Requirements: Convert the stretch from the start of the entries below through the line containing "back-nav-icon[interactable] [863,2203,889,2248]" into a JSON list of strings, with one string per line and blank lines left out.

Provided entries:
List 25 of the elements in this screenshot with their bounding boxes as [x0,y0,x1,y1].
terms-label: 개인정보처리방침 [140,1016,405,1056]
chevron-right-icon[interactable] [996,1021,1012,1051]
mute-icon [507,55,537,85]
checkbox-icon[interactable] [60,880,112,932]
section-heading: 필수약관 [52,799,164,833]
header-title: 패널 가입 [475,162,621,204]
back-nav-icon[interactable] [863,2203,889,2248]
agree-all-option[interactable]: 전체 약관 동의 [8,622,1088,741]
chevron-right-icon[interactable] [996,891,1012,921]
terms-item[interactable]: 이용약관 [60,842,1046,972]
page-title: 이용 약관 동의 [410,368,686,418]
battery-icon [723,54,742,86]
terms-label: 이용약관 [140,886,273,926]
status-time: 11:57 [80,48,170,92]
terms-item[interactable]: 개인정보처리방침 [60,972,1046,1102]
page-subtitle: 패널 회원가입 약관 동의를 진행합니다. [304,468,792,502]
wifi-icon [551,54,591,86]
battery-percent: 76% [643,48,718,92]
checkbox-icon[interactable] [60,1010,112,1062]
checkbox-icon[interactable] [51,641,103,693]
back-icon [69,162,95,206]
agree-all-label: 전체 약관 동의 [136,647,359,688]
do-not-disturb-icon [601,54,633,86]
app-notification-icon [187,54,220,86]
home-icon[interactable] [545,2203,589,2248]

The response:
[
  "List 25 of the elements in this screenshot with their bounding boxes as [x0,y0,x1,y1].",
  "terms-label: 개인정보처리방침 [140,1016,405,1056]",
  "chevron-right-icon[interactable] [996,1021,1012,1051]",
  "mute-icon [507,55,537,85]",
  "checkbox-icon[interactable] [60,880,112,932]",
  "section-heading: 필수약관 [52,799,164,833]",
  "header-title: 패널 가입 [475,162,621,204]",
  "back-nav-icon[interactable] [863,2203,889,2248]"
]